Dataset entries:
"""

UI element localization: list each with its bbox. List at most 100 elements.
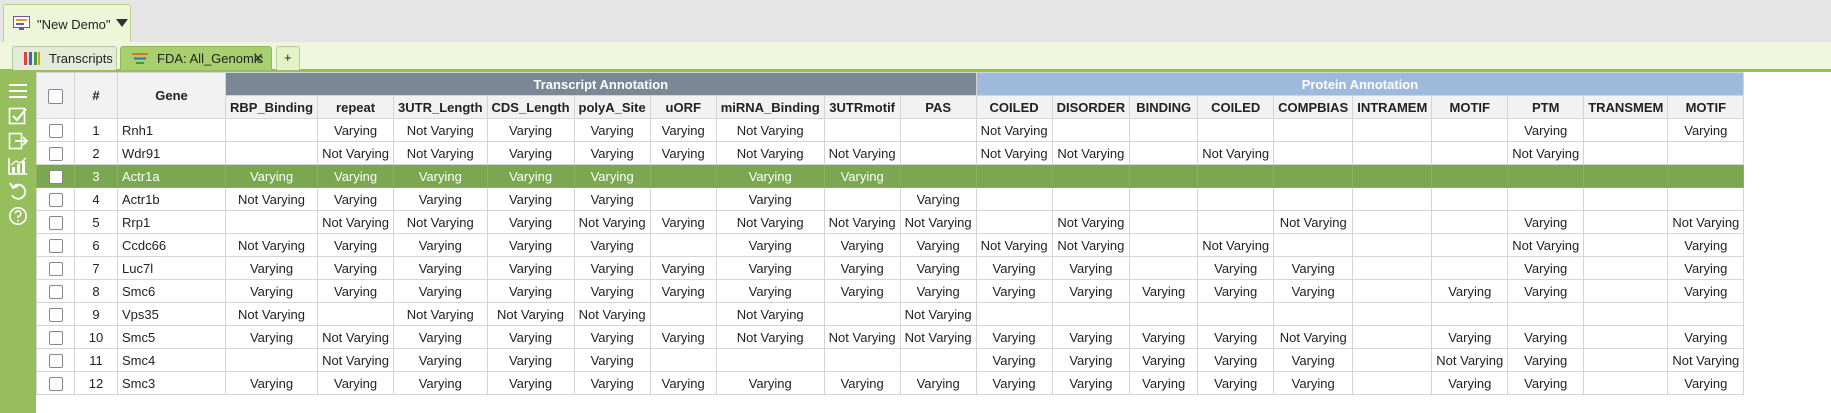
row-checkbox-cell[interactable] [36, 233, 75, 257]
table-row[interactable]: 8 Smc6 Varying Varying Varying Varying Varying… [36, 279, 1745, 303]
annotation-cell [1431, 210, 1509, 234]
table-row[interactable]: 11 Smc4 Not Varying Varying Varying Varying Va… [36, 348, 1745, 372]
annotation-cell [899, 348, 977, 372]
row-checkbox[interactable] [48, 353, 63, 368]
annotation-table: # Gene Transcript Annotation Protein Ann… [36, 72, 1745, 395]
annotation-cell: Varying [393, 187, 488, 211]
row-checkbox-cell[interactable] [36, 210, 75, 234]
table-row[interactable]: 4 Actr1b Not Varying Varying Varying Varying V… [36, 187, 1745, 211]
table-row[interactable]: 3 Actr1a Varying Varying Varying Varying Varyi… [36, 164, 1745, 188]
annotation-cell [1197, 118, 1275, 142]
table-row[interactable]: 2 Wdr91 Not Varying Not Varying Varying Varyi… [36, 141, 1745, 165]
row-checkbox-cell[interactable] [36, 256, 75, 280]
checklist-icon[interactable] [8, 106, 28, 126]
column-header-3utrmotif[interactable]: 3UTRmotif [823, 95, 901, 119]
row-checkbox[interactable] [48, 261, 63, 276]
column-header-ptm[interactable]: PTM [1507, 95, 1585, 119]
row-checkbox-cell[interactable] [36, 348, 75, 372]
table-row[interactable]: 5 Rrp1 Not Varying Not Varying Varying Not Va… [36, 210, 1745, 234]
row-checkbox[interactable] [48, 284, 63, 299]
annotation-cell [1051, 187, 1131, 211]
select-all-header[interactable] [36, 72, 75, 119]
column-header-coiled[interactable]: COILED [975, 95, 1053, 119]
gene-header[interactable]: Gene [117, 72, 226, 119]
add-tab-button[interactable]: + [276, 46, 300, 70]
annotation-cell: Not Varying [823, 325, 901, 349]
annotation-cell: Not Varying [715, 118, 825, 142]
annotation-cell: Varying [486, 210, 575, 234]
document-tab[interactable]: "New Demo" [3, 4, 131, 42]
row-checkbox[interactable] [48, 123, 63, 138]
index-header[interactable]: # [74, 72, 118, 119]
column-header-binding[interactable]: BINDING [1129, 95, 1199, 119]
annotation-cell [224, 210, 319, 234]
row-checkbox-cell[interactable] [36, 279, 75, 303]
row-checkbox[interactable] [48, 146, 63, 161]
column-header-pas[interactable]: PAS [899, 95, 977, 119]
annotation-cell: Varying [393, 279, 488, 303]
column-header-rbp-binding[interactable]: RBP_Binding [224, 95, 319, 119]
row-checkbox-cell[interactable] [36, 302, 75, 326]
help-icon[interactable] [8, 206, 28, 226]
row-checkbox[interactable] [48, 215, 63, 230]
annotation-cell: Not Varying [224, 187, 319, 211]
annotation-cell [1129, 256, 1199, 280]
table-row[interactable]: 10 Smc5 Varying Not Varying Varying Varying Va… [36, 325, 1745, 349]
row-checkbox[interactable] [48, 238, 63, 253]
row-checkbox[interactable] [48, 330, 63, 345]
row-checkbox-cell[interactable] [36, 187, 75, 211]
row-checkbox-cell[interactable] [36, 325, 75, 349]
tab-fda-all-genomic[interactable]: FDA: All_Genomic ✕ [120, 46, 272, 70]
view-tab-bar: Transcripts FDA: All_Genomic ✕ + [0, 42, 1831, 72]
tab-transcripts[interactable]: Transcripts [12, 46, 117, 70]
annotation-cell: Varying [1667, 233, 1745, 257]
row-checkbox[interactable] [48, 307, 63, 322]
table-row[interactable]: 12 Smc3 Varying Varying Varying Varying Varyin… [36, 371, 1745, 395]
row-checkbox-cell[interactable] [36, 118, 75, 142]
row-index: 6 [74, 233, 118, 257]
column-header-motif[interactable]: MOTIF [1431, 95, 1509, 119]
annotation-cell: Varying [573, 141, 651, 165]
annotation-cell: Varying [1507, 256, 1585, 280]
annotation-cell: Varying [573, 164, 651, 188]
menu-icon[interactable] [8, 81, 28, 101]
column-header-motif[interactable]: MOTIF [1667, 95, 1745, 119]
annotation-cell [649, 348, 717, 372]
annotation-cell: Not Varying [899, 210, 977, 234]
annotation-cell: Varying [715, 233, 825, 257]
column-header-uorf[interactable]: uORF [649, 95, 717, 119]
table-row[interactable]: 9 Vps35 Not Varying Not Varying Not Varying N… [36, 302, 1745, 326]
row-checkbox-cell[interactable] [36, 141, 75, 165]
column-header-repeat[interactable]: repeat [317, 95, 395, 119]
table-row[interactable]: 7 Luc7l Varying Varying Varying Varying Varyin… [36, 256, 1745, 280]
column-header-cds-length[interactable]: CDS_Length [486, 95, 575, 119]
column-header-intramem[interactable]: INTRAMEM [1352, 95, 1433, 119]
table-row[interactable]: 6 Ccdc66 Not Varying Varying Varying Varying V… [36, 233, 1745, 257]
column-header-3utr-length[interactable]: 3UTR_Length [393, 95, 488, 119]
column-header-transmem[interactable]: TRANSMEM [1583, 95, 1669, 119]
column-header-mirna-binding[interactable]: miRNA_Binding [715, 95, 825, 119]
row-checkbox[interactable] [48, 376, 63, 391]
undo-icon[interactable] [8, 181, 28, 201]
annotation-cell: Varying [224, 256, 319, 280]
row-checkbox-cell[interactable] [36, 371, 75, 395]
row-checkbox[interactable] [48, 169, 63, 184]
annotation-cell: Varying [1197, 325, 1275, 349]
annotation-cell [1583, 256, 1669, 280]
annotation-cell: Varying [486, 371, 575, 395]
chart-icon[interactable] [8, 156, 28, 176]
close-icon[interactable]: ✕ [252, 50, 264, 67]
row-checkbox-cell[interactable] [36, 164, 75, 188]
chevron-down-icon[interactable] [116, 19, 128, 27]
column-header-polya-site[interactable]: polyA_Site [573, 95, 651, 119]
export-icon[interactable] [8, 131, 28, 151]
select-all-checkbox[interactable] [48, 88, 63, 104]
annotation-cell: Varying [899, 371, 977, 395]
annotation-cell: Varying [486, 141, 575, 165]
column-header-compbias[interactable]: COMPBIAS [1273, 95, 1354, 119]
annotation-cell: Varying [1273, 256, 1354, 280]
row-checkbox[interactable] [48, 192, 63, 207]
table-row[interactable]: 1 Rnh1 Varying Not Varying Varying Varying Var… [36, 118, 1745, 142]
column-header-coiled[interactable]: COILED [1197, 95, 1275, 119]
column-header-disorder[interactable]: DISORDER [1051, 95, 1131, 119]
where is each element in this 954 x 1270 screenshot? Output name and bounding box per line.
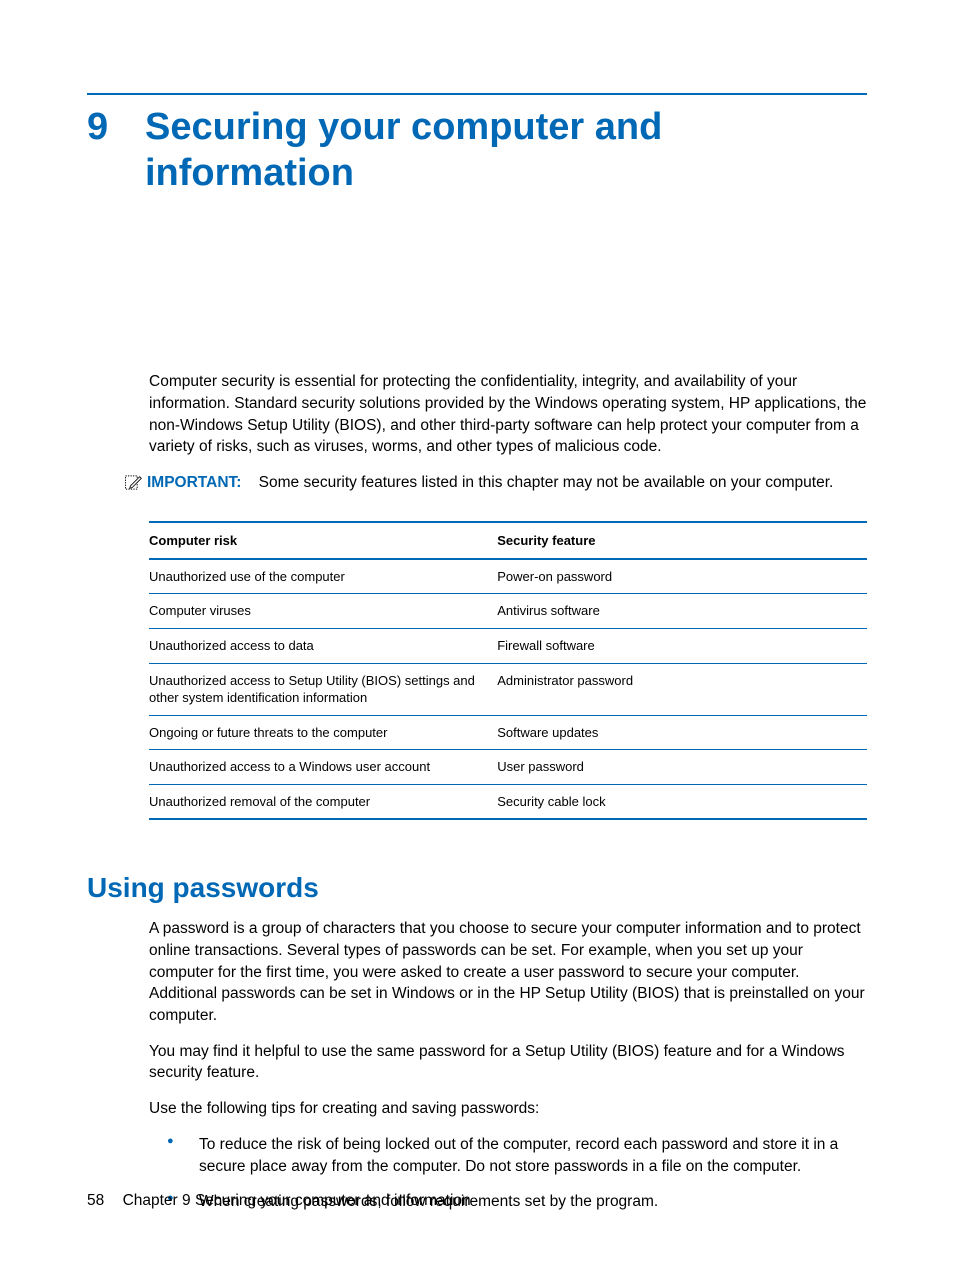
footer-text: Chapter 9 Securing your computer and inf… <box>123 1192 471 1209</box>
table-header-row: Computer risk Security feature <box>149 522 867 559</box>
table-header-risk: Computer risk <box>149 522 497 559</box>
intro-paragraph: Computer security is essential for prote… <box>149 371 867 458</box>
feature-cell: Antivirus software <box>497 594 867 629</box>
risk-cell: Unauthorized use of the computer <box>149 559 497 594</box>
list-item: To reduce the risk of being locked out o… <box>167 1134 867 1177</box>
risk-cell: Unauthorized access to a Windows user ac… <box>149 750 497 785</box>
risk-cell: Unauthorized removal of the computer <box>149 784 497 819</box>
important-body: Some security features listed in this ch… <box>259 474 834 491</box>
risk-cell: Computer viruses <box>149 594 497 629</box>
table-row: Unauthorized access to data Firewall sof… <box>149 629 867 664</box>
table-header-feature: Security feature <box>497 522 867 559</box>
table-row: Unauthorized removal of the computer Sec… <box>149 784 867 819</box>
feature-cell: Administrator password <box>497 663 867 715</box>
page-content: 9 Securing your computer and information… <box>0 0 954 1213</box>
section-paragraph: A password is a group of characters that… <box>149 918 867 1026</box>
chapter-number: 9 <box>87 105 115 151</box>
page-footer: 58 Chapter 9 Securing your computer and … <box>87 1192 471 1210</box>
feature-cell: Security cable lock <box>497 784 867 819</box>
risk-cell: Unauthorized access to Setup Utility (BI… <box>149 663 497 715</box>
section-heading-passwords: Using passwords <box>87 872 867 904</box>
chapter-top-rule <box>87 93 867 95</box>
note-icon <box>123 473 143 497</box>
feature-cell: Power-on password <box>497 559 867 594</box>
page-number: 58 <box>87 1192 104 1209</box>
risk-cell: Ongoing or future threats to the compute… <box>149 715 497 750</box>
feature-cell: Software updates <box>497 715 867 750</box>
table-row: Unauthorized access to a Windows user ac… <box>149 750 867 785</box>
security-risk-table: Computer risk Security feature Unauthori… <box>149 521 867 820</box>
important-label: IMPORTANT: <box>147 474 241 491</box>
section-paragraph: You may find it helpful to use the same … <box>149 1041 867 1084</box>
important-text-wrapper: IMPORTANT: Some security features listed… <box>147 472 833 494</box>
table-row: Computer viruses Antivirus software <box>149 594 867 629</box>
table-row: Unauthorized access to Setup Utility (BI… <box>149 663 867 715</box>
feature-cell: Firewall software <box>497 629 867 664</box>
section-paragraph: Use the following tips for creating and … <box>149 1098 867 1120</box>
risk-cell: Unauthorized access to data <box>149 629 497 664</box>
chapter-header: 9 Securing your computer and information <box>87 105 867 196</box>
chapter-title: Securing your computer and information <box>145 105 867 196</box>
table-row: Unauthorized use of the computer Power-o… <box>149 559 867 594</box>
important-note: IMPORTANT: Some security features listed… <box>123 472 867 497</box>
table-row: Ongoing or future threats to the compute… <box>149 715 867 750</box>
feature-cell: User password <box>497 750 867 785</box>
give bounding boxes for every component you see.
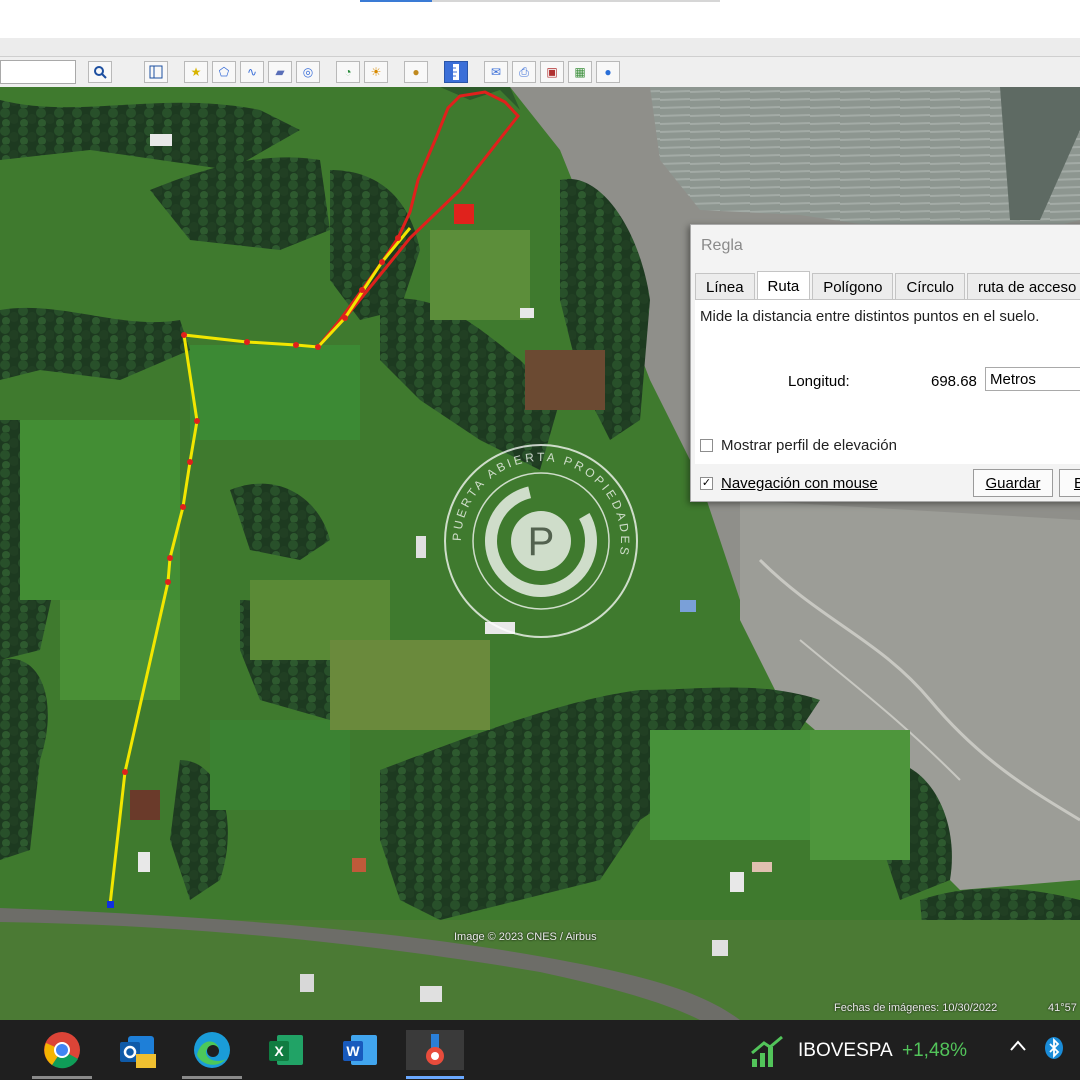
earth-toolbar: ★ ⬠ ∿ ▰ ◎ ◔ ☀ ● ✉ ⎙ ▣ ▦ ● [0, 56, 1080, 88]
selected-tab-indicator[interactable] [360, 0, 432, 2]
browser-top-bar [0, 0, 1080, 38]
mouse-nav-row: ✓ Navegación con mouse [700, 475, 878, 492]
placemark-icon[interactable]: ★ [184, 61, 208, 83]
search-icon[interactable] [88, 61, 112, 83]
second-button-label: B [1073, 475, 1080, 492]
bluetooth-icon[interactable] [1044, 1036, 1064, 1066]
save-image-icon[interactable]: ▣ [540, 61, 564, 83]
edge-running-indicator [182, 1076, 242, 1079]
dialog-title: Regla [701, 237, 743, 254]
watermark-letter: P [528, 520, 555, 564]
path-icon[interactable]: ∿ [240, 61, 264, 83]
tour-icon[interactable]: ◎ [296, 61, 320, 83]
excel-icon[interactable]: X [266, 1030, 306, 1070]
ruler-tabs: Línea Ruta Polígono Círculo ruta de acce… [695, 271, 1080, 299]
save-button[interactable]: Guardar [973, 469, 1053, 497]
tab-polygon[interactable]: Polígono [812, 273, 894, 299]
ruler-icon[interactable] [444, 61, 468, 83]
ruler-description: Mide la distancia entre distintos puntos… [700, 308, 1040, 325]
google-earth-icon[interactable] [406, 1030, 464, 1079]
dialog-footer: ✓ Navegación con mouse Guardar B [695, 465, 1080, 499]
toolbar-separator [0, 38, 1080, 56]
earth-running-indicator [406, 1076, 464, 1079]
print-icon[interactable]: ⎙ [512, 61, 536, 83]
edge-icon[interactable] [182, 1030, 242, 1079]
word-icon[interactable]: W [340, 1030, 380, 1070]
windows-taskbar: X W IBOVESPA +1,48% [0, 1020, 1080, 1080]
elevation-profile-label: Mostrar perfil de elevación [721, 437, 897, 454]
stock-trend-icon [748, 1032, 788, 1072]
svg-text:W: W [346, 1043, 360, 1059]
sidebar-icon[interactable] [144, 61, 168, 83]
second-button[interactable]: B [1059, 469, 1080, 497]
polygon-icon[interactable]: ⬠ [212, 61, 236, 83]
watermark-logo: PUERTA ABIERTA PROPIEDADES P [444, 444, 638, 638]
search-input[interactable] [0, 60, 76, 84]
historical-imagery-icon[interactable]: ◔ [336, 61, 360, 83]
coordinate-readout: 41°57 [1048, 1002, 1077, 1014]
mouse-nav-label: Navegación con mouse [721, 475, 878, 492]
tab-access-route[interactable]: ruta de acceso [966, 273, 1080, 299]
sunlight-icon[interactable]: ☀ [364, 61, 388, 83]
planets-icon[interactable]: ● [404, 61, 428, 83]
tab-line[interactable]: Línea [695, 273, 755, 299]
overlay-icon[interactable]: ▰ [268, 61, 292, 83]
ruler-panel: Mide la distancia entre distintos puntos… [695, 299, 1080, 464]
stock-change: +1,48% [902, 1040, 967, 1061]
unit-select[interactable]: Metros [985, 367, 1080, 391]
save-button-label: Guardar [985, 475, 1041, 492]
earth-icon[interactable]: ● [596, 61, 620, 83]
elevation-profile-checkbox[interactable] [700, 439, 713, 452]
map-view-icon[interactable]: ▦ [568, 61, 592, 83]
ruler-dialog: Regla Línea Ruta Polígono Círculo ruta d… [690, 224, 1080, 502]
email-icon[interactable]: ✉ [484, 61, 508, 83]
tab-circle[interactable]: Círculo [895, 273, 965, 299]
image-credit: Image © 2023 CNES / Airbus [454, 931, 597, 943]
svg-text:X: X [274, 1043, 284, 1059]
length-value: 698.68 [931, 373, 977, 390]
chrome-running-indicator [32, 1076, 92, 1079]
length-label: Longitud: [788, 373, 850, 390]
imagery-dates: Fechas de imágenes: 10/30/2022 [834, 1002, 998, 1014]
tab-strip-line [360, 0, 720, 2]
chevron-up-icon[interactable] [1008, 1036, 1028, 1062]
mouse-nav-checkbox[interactable]: ✓ [700, 477, 713, 490]
tab-path[interactable]: Ruta [756, 271, 811, 299]
elevation-profile-row: Mostrar perfil de elevación [700, 437, 897, 454]
outlook-icon[interactable] [118, 1030, 158, 1070]
stock-name: IBOVESPA [798, 1040, 893, 1061]
chrome-icon[interactable] [32, 1030, 92, 1079]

"""

Your answer should consist of copies of the lines above that include the string "perfil".

#### Answer to this task:
elevation-profile-label: Mostrar perfil de elevación [721, 437, 897, 454]
elevation-profile-row: Mostrar perfil de elevación [700, 437, 897, 454]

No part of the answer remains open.